Instruction: Lines holding the string "Mean" are the ones to copy; find them all in the data.
-------- Input records
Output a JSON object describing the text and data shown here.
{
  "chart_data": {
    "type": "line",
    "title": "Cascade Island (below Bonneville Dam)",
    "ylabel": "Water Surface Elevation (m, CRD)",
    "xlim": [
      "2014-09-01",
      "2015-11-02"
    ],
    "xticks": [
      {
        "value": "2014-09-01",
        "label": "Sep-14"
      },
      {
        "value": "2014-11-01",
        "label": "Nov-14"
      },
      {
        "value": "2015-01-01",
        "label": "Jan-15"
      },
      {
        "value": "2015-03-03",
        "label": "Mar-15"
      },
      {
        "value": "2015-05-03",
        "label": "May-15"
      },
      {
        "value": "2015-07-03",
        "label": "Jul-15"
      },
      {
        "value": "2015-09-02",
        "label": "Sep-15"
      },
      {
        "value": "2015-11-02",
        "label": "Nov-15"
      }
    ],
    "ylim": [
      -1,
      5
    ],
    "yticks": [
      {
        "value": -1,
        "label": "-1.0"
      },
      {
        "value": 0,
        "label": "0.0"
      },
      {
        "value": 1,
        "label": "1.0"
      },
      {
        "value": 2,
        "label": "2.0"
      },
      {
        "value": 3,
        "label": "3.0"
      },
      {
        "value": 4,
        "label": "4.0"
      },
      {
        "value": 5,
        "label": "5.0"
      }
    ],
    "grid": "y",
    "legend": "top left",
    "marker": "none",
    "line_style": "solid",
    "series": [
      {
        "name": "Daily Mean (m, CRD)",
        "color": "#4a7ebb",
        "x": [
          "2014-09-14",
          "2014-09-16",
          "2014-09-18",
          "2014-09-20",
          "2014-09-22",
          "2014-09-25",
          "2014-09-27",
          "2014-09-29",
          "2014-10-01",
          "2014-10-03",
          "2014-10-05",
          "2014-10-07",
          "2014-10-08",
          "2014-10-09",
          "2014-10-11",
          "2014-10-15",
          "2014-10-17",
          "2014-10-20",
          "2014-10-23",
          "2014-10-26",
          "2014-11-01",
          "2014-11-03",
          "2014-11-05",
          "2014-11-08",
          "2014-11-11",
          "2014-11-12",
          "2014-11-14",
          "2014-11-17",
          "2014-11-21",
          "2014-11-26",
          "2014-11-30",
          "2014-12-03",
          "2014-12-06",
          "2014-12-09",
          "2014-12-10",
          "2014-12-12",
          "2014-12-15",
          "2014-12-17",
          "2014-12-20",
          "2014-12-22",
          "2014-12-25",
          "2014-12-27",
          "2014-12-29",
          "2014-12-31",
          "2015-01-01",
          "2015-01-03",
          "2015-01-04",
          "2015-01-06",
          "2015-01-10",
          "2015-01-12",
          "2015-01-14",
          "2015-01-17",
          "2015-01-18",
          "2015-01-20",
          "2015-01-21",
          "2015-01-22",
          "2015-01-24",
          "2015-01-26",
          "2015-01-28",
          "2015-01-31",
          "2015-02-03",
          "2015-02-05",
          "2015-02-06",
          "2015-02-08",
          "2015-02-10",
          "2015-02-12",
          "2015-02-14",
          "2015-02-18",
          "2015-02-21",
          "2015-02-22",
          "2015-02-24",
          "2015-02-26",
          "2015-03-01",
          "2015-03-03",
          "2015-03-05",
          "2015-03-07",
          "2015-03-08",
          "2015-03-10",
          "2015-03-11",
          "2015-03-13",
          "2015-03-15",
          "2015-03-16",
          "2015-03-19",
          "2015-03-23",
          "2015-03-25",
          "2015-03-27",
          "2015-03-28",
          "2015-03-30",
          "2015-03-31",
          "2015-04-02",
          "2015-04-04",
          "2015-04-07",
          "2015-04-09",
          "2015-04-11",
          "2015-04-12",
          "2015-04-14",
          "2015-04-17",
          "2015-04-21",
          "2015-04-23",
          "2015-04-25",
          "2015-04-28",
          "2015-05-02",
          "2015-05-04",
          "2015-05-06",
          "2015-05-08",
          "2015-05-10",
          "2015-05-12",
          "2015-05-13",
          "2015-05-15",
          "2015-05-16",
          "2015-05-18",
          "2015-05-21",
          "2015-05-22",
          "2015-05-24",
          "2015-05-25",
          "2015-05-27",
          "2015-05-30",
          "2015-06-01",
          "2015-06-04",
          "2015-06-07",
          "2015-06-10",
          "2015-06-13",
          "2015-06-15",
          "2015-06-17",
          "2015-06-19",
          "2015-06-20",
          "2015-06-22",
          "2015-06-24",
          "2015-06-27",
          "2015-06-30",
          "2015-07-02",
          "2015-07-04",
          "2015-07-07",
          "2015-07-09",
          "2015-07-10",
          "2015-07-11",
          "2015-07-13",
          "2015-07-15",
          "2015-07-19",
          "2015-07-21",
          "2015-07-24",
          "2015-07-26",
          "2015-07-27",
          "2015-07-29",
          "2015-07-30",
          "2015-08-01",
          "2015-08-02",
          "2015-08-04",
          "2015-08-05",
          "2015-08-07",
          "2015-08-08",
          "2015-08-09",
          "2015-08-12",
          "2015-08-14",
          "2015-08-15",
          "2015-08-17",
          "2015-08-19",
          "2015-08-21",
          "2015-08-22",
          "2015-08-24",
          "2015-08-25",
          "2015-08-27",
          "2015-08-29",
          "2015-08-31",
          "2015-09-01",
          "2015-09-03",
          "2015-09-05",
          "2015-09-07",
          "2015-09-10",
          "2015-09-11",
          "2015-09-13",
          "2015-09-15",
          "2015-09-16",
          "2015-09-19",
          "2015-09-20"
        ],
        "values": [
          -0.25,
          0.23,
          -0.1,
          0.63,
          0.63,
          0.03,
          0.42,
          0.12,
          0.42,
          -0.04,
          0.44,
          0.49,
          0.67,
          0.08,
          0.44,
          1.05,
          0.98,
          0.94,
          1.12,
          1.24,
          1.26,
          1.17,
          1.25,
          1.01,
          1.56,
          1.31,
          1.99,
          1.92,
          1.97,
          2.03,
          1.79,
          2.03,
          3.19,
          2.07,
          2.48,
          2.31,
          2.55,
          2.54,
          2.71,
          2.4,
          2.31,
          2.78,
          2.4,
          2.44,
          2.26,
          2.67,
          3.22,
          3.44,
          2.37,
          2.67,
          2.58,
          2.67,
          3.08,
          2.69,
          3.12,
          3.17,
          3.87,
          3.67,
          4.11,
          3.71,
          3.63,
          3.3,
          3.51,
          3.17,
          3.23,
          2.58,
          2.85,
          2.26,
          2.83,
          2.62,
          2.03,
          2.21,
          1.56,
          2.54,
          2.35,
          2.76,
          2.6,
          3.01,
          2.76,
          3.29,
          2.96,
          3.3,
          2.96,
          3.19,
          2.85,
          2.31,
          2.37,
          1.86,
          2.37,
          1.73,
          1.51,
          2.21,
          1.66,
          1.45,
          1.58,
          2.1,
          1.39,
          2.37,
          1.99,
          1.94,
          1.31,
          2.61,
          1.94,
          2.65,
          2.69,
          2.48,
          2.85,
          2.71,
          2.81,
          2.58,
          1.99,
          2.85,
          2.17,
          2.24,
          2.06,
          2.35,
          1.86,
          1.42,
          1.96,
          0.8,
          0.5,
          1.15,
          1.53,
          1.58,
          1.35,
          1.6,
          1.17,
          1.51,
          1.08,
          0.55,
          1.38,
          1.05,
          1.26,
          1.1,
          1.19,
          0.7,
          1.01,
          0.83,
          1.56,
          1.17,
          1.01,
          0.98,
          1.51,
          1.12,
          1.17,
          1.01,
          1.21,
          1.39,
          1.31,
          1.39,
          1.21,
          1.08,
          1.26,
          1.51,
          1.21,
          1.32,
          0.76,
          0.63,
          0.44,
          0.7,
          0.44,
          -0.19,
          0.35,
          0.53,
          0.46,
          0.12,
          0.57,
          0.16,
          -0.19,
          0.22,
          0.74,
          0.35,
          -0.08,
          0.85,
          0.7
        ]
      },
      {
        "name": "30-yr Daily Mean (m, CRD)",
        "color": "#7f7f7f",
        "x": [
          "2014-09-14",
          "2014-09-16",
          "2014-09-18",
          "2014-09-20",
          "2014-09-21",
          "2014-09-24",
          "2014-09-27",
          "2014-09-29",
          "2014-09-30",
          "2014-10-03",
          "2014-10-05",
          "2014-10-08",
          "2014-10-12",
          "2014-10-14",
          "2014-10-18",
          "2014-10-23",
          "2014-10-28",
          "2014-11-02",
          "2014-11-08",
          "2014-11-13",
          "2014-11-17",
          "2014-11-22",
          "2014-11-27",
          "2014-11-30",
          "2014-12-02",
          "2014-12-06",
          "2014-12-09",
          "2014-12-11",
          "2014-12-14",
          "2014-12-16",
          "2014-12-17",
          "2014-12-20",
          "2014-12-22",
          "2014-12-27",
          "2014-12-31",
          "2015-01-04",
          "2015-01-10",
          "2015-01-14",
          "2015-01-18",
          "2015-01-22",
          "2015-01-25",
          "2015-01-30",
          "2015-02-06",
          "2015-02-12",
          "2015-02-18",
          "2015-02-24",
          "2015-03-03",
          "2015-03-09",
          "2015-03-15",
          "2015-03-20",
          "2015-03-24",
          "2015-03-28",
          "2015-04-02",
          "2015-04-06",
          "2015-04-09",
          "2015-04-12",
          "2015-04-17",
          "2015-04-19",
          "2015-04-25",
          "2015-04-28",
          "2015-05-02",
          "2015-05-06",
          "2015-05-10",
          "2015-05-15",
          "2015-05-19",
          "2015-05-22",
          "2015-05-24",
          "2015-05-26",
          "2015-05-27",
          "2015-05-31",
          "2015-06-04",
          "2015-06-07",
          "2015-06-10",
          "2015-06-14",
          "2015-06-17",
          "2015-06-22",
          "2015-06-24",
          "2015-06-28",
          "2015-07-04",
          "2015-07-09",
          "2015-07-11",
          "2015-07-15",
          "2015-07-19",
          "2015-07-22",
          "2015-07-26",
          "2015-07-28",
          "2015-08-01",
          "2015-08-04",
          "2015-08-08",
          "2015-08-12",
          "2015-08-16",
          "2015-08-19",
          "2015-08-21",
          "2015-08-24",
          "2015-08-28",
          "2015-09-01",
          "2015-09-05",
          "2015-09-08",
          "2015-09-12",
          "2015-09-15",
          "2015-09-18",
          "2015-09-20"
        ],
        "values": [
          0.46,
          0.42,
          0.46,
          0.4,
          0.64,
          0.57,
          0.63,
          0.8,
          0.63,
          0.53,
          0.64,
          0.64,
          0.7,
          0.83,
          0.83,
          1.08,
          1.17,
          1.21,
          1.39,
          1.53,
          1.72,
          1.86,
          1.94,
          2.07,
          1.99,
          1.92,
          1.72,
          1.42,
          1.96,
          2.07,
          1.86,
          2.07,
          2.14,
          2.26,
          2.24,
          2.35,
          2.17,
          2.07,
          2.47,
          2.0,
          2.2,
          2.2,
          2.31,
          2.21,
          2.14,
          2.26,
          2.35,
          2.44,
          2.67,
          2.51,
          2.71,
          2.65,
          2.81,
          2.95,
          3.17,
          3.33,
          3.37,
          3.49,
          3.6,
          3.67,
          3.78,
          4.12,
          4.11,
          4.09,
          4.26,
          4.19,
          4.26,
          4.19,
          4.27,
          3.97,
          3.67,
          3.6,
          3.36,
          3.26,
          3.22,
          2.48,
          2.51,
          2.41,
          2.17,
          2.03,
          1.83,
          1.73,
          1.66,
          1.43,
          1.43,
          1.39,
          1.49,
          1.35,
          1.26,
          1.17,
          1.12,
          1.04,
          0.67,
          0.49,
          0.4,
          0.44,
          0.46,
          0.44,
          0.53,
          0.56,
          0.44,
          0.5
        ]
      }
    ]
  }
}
----------------
Response to this exercise:
        "name": "Daily Mean (m, CRD)",
        "name": "30-yr Daily Mean (m, CRD)",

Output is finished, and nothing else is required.